_Figure contents as structured data_
--- start ---

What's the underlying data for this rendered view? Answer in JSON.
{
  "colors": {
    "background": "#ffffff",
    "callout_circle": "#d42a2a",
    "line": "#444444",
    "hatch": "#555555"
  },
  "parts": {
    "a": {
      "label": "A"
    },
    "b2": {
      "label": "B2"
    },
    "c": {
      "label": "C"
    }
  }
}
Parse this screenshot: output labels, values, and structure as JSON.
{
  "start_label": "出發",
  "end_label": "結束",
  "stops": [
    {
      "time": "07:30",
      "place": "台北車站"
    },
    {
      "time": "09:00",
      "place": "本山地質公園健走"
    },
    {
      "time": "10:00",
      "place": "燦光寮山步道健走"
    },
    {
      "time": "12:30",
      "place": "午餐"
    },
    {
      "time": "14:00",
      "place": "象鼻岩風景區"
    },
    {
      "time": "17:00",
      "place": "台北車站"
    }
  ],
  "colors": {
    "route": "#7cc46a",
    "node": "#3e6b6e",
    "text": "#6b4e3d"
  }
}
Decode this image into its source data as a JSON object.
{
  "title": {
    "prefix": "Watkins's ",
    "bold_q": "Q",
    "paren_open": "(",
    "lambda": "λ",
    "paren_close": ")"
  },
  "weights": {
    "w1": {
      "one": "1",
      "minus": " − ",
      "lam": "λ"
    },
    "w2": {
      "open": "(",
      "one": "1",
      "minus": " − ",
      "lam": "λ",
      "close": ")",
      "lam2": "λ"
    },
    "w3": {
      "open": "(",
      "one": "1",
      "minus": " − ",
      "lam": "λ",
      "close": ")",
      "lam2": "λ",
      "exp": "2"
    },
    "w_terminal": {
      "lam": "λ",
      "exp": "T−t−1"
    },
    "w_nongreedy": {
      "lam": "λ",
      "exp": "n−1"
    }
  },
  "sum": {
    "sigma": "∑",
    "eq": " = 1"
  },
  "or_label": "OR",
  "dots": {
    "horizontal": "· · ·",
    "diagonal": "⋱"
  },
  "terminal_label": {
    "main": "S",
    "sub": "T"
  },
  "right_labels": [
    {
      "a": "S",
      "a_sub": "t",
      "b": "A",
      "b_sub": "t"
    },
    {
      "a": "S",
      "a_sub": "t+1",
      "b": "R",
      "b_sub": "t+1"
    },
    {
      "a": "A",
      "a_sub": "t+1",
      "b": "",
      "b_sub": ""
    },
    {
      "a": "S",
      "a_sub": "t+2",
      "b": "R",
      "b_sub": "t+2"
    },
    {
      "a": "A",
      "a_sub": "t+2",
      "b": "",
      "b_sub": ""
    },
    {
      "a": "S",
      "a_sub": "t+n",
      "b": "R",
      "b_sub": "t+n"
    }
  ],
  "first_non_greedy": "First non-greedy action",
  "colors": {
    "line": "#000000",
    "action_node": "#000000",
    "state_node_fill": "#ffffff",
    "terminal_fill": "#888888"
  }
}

--- end ---

_Problem details_
Transcribe the material above word for word.

_Response to this task_
What's the underlying data for this rendered view? Answer in JSON.
{
  "colors": {
    "background": "#ffffff",
    "callout_circle": "#d42a2a",
    "line": "#444444",
    "hatch": "#555555"
  },
  "parts": {
    "a": {
      "label": "A"
    },
    "b2": {
      "label": "B2"
    },
    "c": {
      "label": "C"
    }
  }
}
Parse this screenshot: output labels, values, and structure as JSON.
{
  "start_label": "出發",
  "end_label": "結束",
  "stops": [
    {
      "time": "07:30",
      "place": "台北車站"
    },
    {
      "time": "09:00",
      "place": "本山地質公園健走"
    },
    {
      "time": "10:00",
      "place": "燦光寮山步道健走"
    },
    {
      "time": "12:30",
      "place": "午餐"
    },
    {
      "time": "14:00",
      "place": "象鼻岩風景區"
    },
    {
      "time": "17:00",
      "place": "台北車站"
    }
  ],
  "colors": {
    "route": "#7cc46a",
    "node": "#3e6b6e",
    "text": "#6b4e3d"
  }
}
Decode this image into its source data as a JSON object.
{
  "title": {
    "prefix": "Watkins's ",
    "bold_q": "Q",
    "paren_open": "(",
    "lambda": "λ",
    "paren_close": ")"
  },
  "weights": {
    "w1": {
      "one": "1",
      "minus": " − ",
      "lam": "λ"
    },
    "w2": {
      "open": "(",
      "one": "1",
      "minus": " − ",
      "lam": "λ",
      "close": ")",
      "lam2": "λ"
    },
    "w3": {
      "open": "(",
      "one": "1",
      "minus": " − ",
      "lam": "λ",
      "close": ")",
      "lam2": "λ",
      "exp": "2"
    },
    "w_terminal": {
      "lam": "λ",
      "exp": "T−t−1"
    },
    "w_nongreedy": {
      "lam": "λ",
      "exp": "n−1"
    }
  },
  "sum": {
    "sigma": "∑",
    "eq": " = 1"
  },
  "or_label": "OR",
  "dots": {
    "horizontal": "· · ·",
    "diagonal": "⋱"
  },
  "terminal_label": {
    "main": "S",
    "sub": "T"
  },
  "right_labels": [
    {
      "a": "S",
      "a_sub": "t",
      "b": "A",
      "b_sub": "t"
    },
    {
      "a": "S",
      "a_sub": "t+1",
      "b": "R",
      "b_sub": "t+1"
    },
    {
      "a": "A",
      "a_sub": "t+1",
      "b": "",
      "b_sub": ""
    },
    {
      "a": "S",
      "a_sub": "t+2",
      "b": "R",
      "b_sub": "t+2"
    },
    {
      "a": "A",
      "a_sub": "t+2",
      "b": "",
      "b_sub": ""
    },
    {
      "a": "S",
      "a_sub": "t+n",
      "b": "R",
      "b_sub": "t+n"
    }
  ],
  "first_non_greedy": "First non-greedy action",
  "colors": {
    "line": "#000000",
    "action_node": "#000000",
    "state_node_fill": "#ffffff",
    "terminal_fill": "#888888"
  }
}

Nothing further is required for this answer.